[start Entries provided]
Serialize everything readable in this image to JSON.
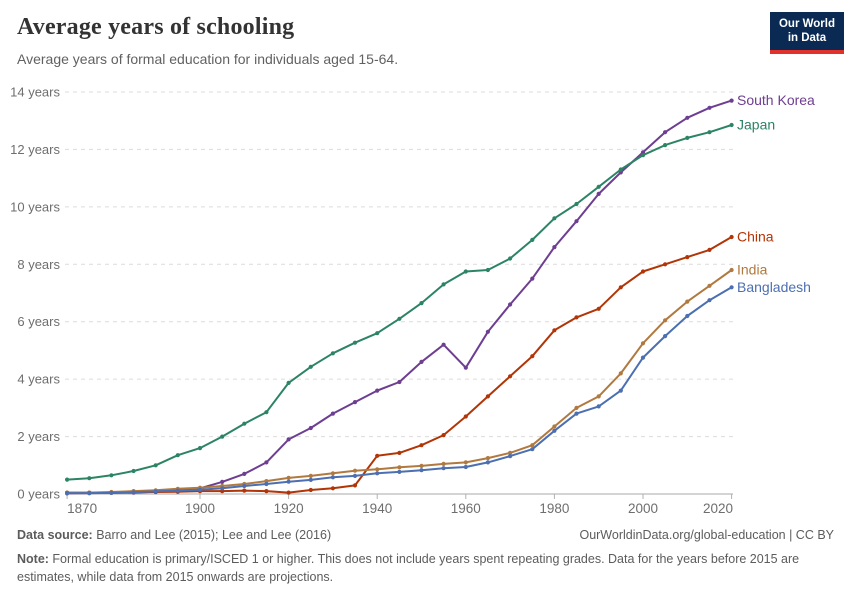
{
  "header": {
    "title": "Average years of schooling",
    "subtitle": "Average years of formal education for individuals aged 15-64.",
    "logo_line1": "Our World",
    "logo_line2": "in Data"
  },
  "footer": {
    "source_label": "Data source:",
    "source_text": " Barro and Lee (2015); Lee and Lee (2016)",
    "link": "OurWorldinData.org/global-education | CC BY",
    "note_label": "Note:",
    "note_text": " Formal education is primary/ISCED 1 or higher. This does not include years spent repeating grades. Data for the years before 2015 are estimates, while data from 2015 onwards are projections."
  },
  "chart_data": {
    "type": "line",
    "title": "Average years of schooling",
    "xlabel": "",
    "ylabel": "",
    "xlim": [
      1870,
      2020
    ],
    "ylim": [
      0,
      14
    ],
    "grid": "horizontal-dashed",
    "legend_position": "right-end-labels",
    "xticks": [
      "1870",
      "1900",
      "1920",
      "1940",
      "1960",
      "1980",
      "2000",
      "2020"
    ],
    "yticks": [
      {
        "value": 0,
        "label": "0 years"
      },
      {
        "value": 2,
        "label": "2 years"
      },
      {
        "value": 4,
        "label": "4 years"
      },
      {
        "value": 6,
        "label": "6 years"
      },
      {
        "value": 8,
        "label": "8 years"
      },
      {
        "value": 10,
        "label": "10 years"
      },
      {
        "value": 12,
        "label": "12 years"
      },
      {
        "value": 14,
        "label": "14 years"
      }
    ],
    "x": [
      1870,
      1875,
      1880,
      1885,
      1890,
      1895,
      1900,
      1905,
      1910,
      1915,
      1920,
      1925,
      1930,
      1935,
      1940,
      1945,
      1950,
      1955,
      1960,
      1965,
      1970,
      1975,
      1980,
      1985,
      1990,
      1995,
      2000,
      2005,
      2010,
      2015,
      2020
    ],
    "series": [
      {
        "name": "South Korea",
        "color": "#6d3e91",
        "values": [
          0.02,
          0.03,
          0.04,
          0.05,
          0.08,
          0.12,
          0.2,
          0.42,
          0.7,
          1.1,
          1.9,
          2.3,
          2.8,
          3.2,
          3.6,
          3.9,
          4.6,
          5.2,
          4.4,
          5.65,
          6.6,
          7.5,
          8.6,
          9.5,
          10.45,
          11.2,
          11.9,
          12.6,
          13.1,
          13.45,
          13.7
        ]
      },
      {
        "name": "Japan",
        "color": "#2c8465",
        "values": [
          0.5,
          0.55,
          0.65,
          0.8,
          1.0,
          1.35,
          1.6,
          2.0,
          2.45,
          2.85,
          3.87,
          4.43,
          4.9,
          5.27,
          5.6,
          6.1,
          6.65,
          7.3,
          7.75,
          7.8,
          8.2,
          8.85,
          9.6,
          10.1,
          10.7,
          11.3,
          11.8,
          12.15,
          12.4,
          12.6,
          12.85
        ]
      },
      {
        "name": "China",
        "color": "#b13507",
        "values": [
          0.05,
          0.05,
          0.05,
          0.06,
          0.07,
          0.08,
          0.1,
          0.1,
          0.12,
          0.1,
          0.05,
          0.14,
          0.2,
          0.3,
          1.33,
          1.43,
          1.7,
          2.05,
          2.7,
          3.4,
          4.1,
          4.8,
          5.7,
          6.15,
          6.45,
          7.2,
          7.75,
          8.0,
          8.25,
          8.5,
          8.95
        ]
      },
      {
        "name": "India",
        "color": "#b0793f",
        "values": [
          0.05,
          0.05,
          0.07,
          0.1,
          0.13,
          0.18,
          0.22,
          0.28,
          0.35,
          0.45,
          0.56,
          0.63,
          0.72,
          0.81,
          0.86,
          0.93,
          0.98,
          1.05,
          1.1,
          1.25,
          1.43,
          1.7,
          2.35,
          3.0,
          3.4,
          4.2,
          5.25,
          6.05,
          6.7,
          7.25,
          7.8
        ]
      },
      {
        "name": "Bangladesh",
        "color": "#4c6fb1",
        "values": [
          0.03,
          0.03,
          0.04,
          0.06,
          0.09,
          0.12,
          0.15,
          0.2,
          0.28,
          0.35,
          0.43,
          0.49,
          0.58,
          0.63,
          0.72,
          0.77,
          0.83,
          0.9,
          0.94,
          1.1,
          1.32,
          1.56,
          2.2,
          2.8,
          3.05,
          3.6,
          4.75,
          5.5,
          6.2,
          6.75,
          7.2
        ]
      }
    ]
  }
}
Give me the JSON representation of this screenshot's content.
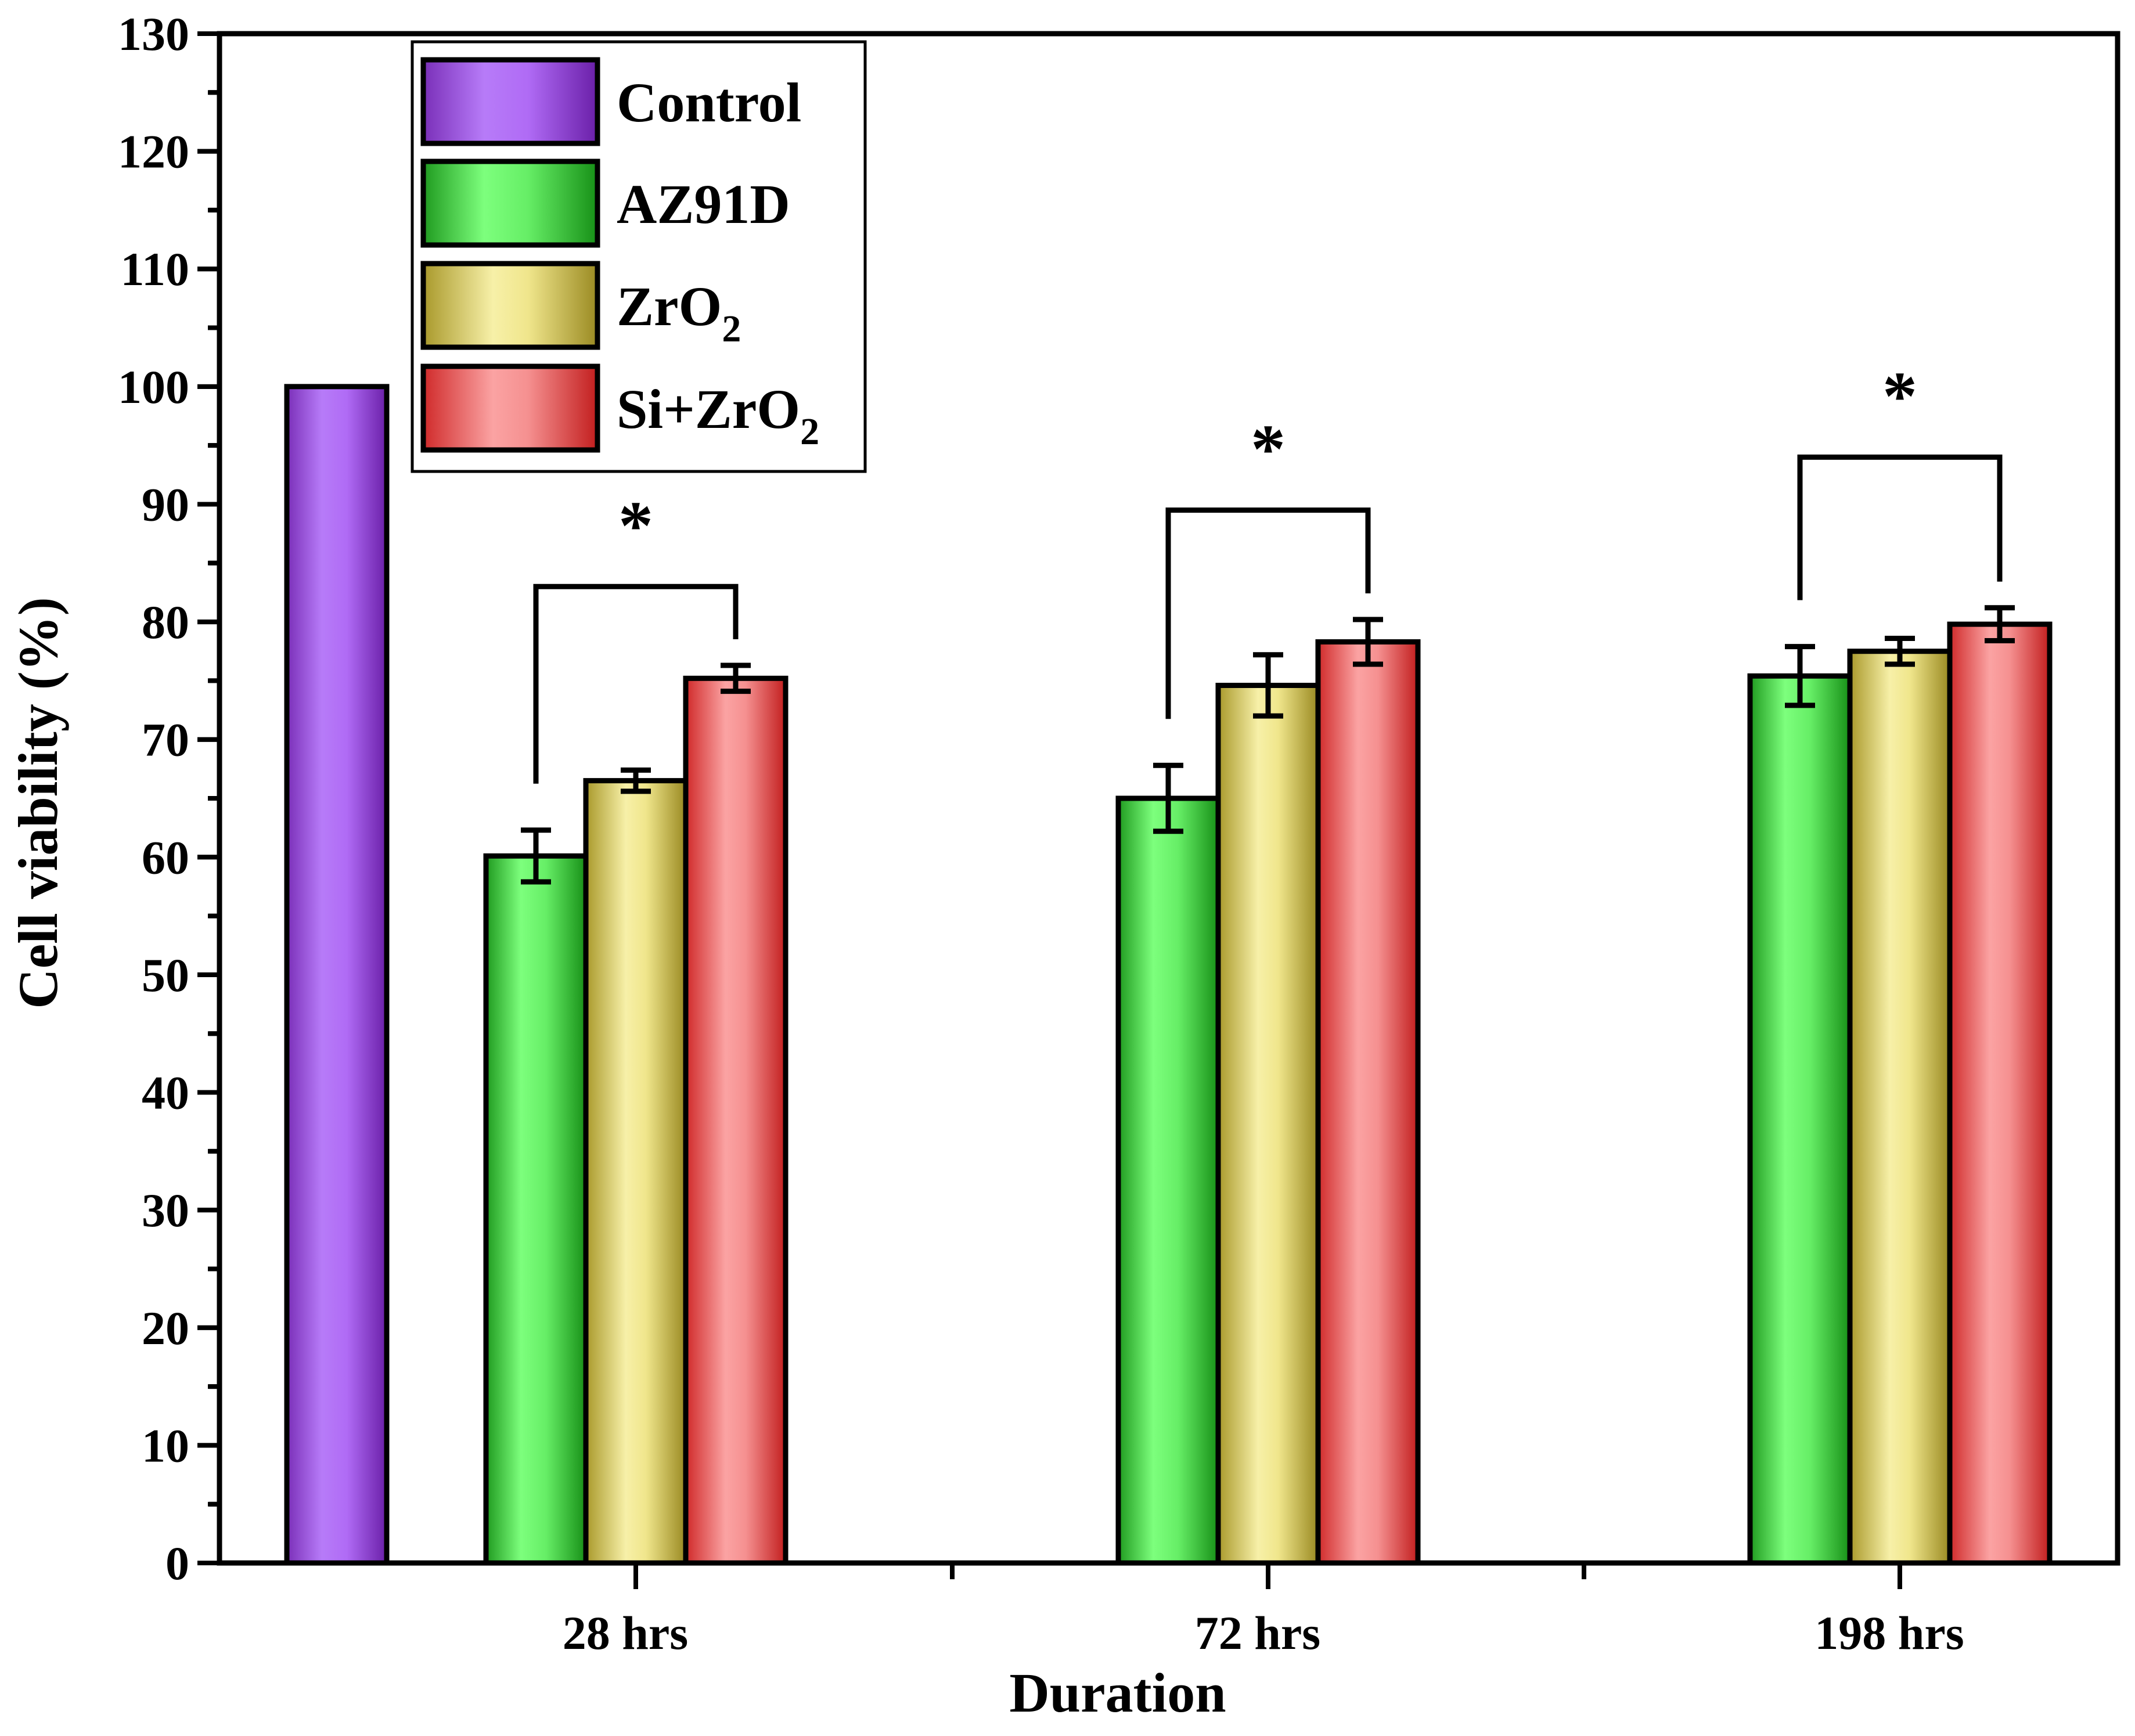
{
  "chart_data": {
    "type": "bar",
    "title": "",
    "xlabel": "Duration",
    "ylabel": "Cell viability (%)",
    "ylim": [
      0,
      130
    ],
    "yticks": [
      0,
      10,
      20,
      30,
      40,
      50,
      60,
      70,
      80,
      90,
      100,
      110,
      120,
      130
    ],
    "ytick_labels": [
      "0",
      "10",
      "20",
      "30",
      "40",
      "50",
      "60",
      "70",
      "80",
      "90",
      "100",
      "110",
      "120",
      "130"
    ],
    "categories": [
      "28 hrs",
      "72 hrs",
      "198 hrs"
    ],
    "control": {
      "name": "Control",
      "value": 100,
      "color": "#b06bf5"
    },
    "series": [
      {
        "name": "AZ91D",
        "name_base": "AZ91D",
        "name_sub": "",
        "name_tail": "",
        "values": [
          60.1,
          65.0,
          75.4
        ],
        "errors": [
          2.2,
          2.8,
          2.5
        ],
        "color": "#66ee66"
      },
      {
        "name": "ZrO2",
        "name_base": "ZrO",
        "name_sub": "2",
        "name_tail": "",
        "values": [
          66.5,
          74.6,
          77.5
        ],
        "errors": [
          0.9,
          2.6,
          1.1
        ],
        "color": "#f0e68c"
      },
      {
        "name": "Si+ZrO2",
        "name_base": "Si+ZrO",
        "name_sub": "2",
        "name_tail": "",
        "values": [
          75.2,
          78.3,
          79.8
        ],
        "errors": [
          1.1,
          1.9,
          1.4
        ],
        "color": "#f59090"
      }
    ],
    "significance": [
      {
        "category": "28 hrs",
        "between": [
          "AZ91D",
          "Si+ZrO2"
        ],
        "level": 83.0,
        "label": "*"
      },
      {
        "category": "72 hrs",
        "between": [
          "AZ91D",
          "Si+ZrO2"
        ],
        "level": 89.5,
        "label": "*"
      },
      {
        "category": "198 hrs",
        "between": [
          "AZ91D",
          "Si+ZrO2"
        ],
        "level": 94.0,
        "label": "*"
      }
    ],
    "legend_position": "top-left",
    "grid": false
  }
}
[end Entries provided]
Quote each entry above verbatim and drop the pictures.

Serialize everything readable in this image to JSON.
{
  "header": {
    "title": "Average years of schooling",
    "subtitle": "Average years of formal education for individuals aged 15-64.",
    "logo_line1": "Our World",
    "logo_line2": "in Data"
  },
  "footer": {
    "source_label": "Data source:",
    "source_text": " Barro and Lee (2015); Lee and Lee (2016)",
    "link": "OurWorldinData.org/global-education | CC BY",
    "note_label": "Note:",
    "note_text": " Formal education is primary/ISCED 1 or higher. This does not include years spent repeating grades. Data for the years before 2015 are estimates, while data from 2015 onwards are projections."
  },
  "chart_data": {
    "type": "line",
    "title": "Average years of schooling",
    "xlabel": "",
    "ylabel": "",
    "xlim": [
      1870,
      2020
    ],
    "ylim": [
      0,
      14
    ],
    "grid": "horizontal-dashed",
    "legend_position": "right-end-labels",
    "xticks": [
      "1870",
      "1900",
      "1920",
      "1940",
      "1960",
      "1980",
      "2000",
      "2020"
    ],
    "yticks": [
      {
        "value": 0,
        "label": "0 years"
      },
      {
        "value": 2,
        "label": "2 years"
      },
      {
        "value": 4,
        "label": "4 years"
      },
      {
        "value": 6,
        "label": "6 years"
      },
      {
        "value": 8,
        "label": "8 years"
      },
      {
        "value": 10,
        "label": "10 years"
      },
      {
        "value": 12,
        "label": "12 years"
      },
      {
        "value": 14,
        "label": "14 years"
      }
    ],
    "x": [
      1870,
      1875,
      1880,
      1885,
      1890,
      1895,
      1900,
      1905,
      1910,
      1915,
      1920,
      1925,
      1930,
      1935,
      1940,
      1945,
      1950,
      1955,
      1960,
      1965,
      1970,
      1975,
      1980,
      1985,
      1990,
      1995,
      2000,
      2005,
      2010,
      2015,
      2020
    ],
    "series": [
      {
        "name": "South Korea",
        "color": "#6d3e91",
        "values": [
          0.02,
          0.03,
          0.04,
          0.05,
          0.08,
          0.12,
          0.2,
          0.42,
          0.7,
          1.1,
          1.9,
          2.3,
          2.8,
          3.2,
          3.6,
          3.9,
          4.6,
          5.2,
          4.4,
          5.65,
          6.6,
          7.5,
          8.6,
          9.5,
          10.45,
          11.2,
          11.9,
          12.6,
          13.1,
          13.45,
          13.7
        ]
      },
      {
        "name": "Japan",
        "color": "#2c8465",
        "values": [
          0.5,
          0.55,
          0.65,
          0.8,
          1.0,
          1.35,
          1.6,
          2.0,
          2.45,
          2.85,
          3.87,
          4.43,
          4.9,
          5.27,
          5.6,
          6.1,
          6.65,
          7.3,
          7.75,
          7.8,
          8.2,
          8.85,
          9.6,
          10.1,
          10.7,
          11.3,
          11.8,
          12.15,
          12.4,
          12.6,
          12.85
        ]
      },
      {
        "name": "China",
        "color": "#b13507",
        "values": [
          0.05,
          0.05,
          0.05,
          0.06,
          0.07,
          0.08,
          0.1,
          0.1,
          0.12,
          0.1,
          0.05,
          0.14,
          0.2,
          0.3,
          1.33,
          1.43,
          1.7,
          2.05,
          2.7,
          3.4,
          4.1,
          4.8,
          5.7,
          6.15,
          6.45,
          7.2,
          7.75,
          8.0,
          8.25,
          8.5,
          8.95
        ]
      },
      {
        "name": "India",
        "color": "#b0793f",
        "values": [
          0.05,
          0.05,
          0.07,
          0.1,
          0.13,
          0.18,
          0.22,
          0.28,
          0.35,
          0.45,
          0.56,
          0.63,
          0.72,
          0.81,
          0.86,
          0.93,
          0.98,
          1.05,
          1.1,
          1.25,
          1.43,
          1.7,
          2.35,
          3.0,
          3.4,
          4.2,
          5.25,
          6.05,
          6.7,
          7.25,
          7.8
        ]
      },
      {
        "name": "Bangladesh",
        "color": "#4c6fb1",
        "values": [
          0.03,
          0.03,
          0.04,
          0.06,
          0.09,
          0.12,
          0.15,
          0.2,
          0.28,
          0.35,
          0.43,
          0.49,
          0.58,
          0.63,
          0.72,
          0.77,
          0.83,
          0.9,
          0.94,
          1.1,
          1.32,
          1.56,
          2.2,
          2.8,
          3.05,
          3.6,
          4.75,
          5.5,
          6.2,
          6.75,
          7.2
        ]
      }
    ]
  }
}
Give me the JSON representation of this screenshot's content.
{
  "chart_data": {
    "type": "bar",
    "title": "",
    "xlabel": "Duration",
    "ylabel": "Cell viability (%)",
    "ylim": [
      0,
      130
    ],
    "yticks": [
      0,
      10,
      20,
      30,
      40,
      50,
      60,
      70,
      80,
      90,
      100,
      110,
      120,
      130
    ],
    "ytick_labels": [
      "0",
      "10",
      "20",
      "30",
      "40",
      "50",
      "60",
      "70",
      "80",
      "90",
      "100",
      "110",
      "120",
      "130"
    ],
    "categories": [
      "28 hrs",
      "72 hrs",
      "198 hrs"
    ],
    "control": {
      "name": "Control",
      "value": 100,
      "color": "#b06bf5"
    },
    "series": [
      {
        "name": "AZ91D",
        "name_base": "AZ91D",
        "name_sub": "",
        "name_tail": "",
        "values": [
          60.1,
          65.0,
          75.4
        ],
        "errors": [
          2.2,
          2.8,
          2.5
        ],
        "color": "#66ee66"
      },
      {
        "name": "ZrO2",
        "name_base": "ZrO",
        "name_sub": "2",
        "name_tail": "",
        "values": [
          66.5,
          74.6,
          77.5
        ],
        "errors": [
          0.9,
          2.6,
          1.1
        ],
        "color": "#f0e68c"
      },
      {
        "name": "Si+ZrO2",
        "name_base": "Si+ZrO",
        "name_sub": "2",
        "name_tail": "",
        "values": [
          75.2,
          78.3,
          79.8
        ],
        "errors": [
          1.1,
          1.9,
          1.4
        ],
        "color": "#f59090"
      }
    ],
    "significance": [
      {
        "category": "28 hrs",
        "between": [
          "AZ91D",
          "Si+ZrO2"
        ],
        "level": 83.0,
        "label": "*"
      },
      {
        "category": "72 hrs",
        "between": [
          "AZ91D",
          "Si+ZrO2"
        ],
        "level": 89.5,
        "label": "*"
      },
      {
        "category": "198 hrs",
        "between": [
          "AZ91D",
          "Si+ZrO2"
        ],
        "level": 94.0,
        "label": "*"
      }
    ],
    "legend_position": "top-left",
    "grid": false
  }
}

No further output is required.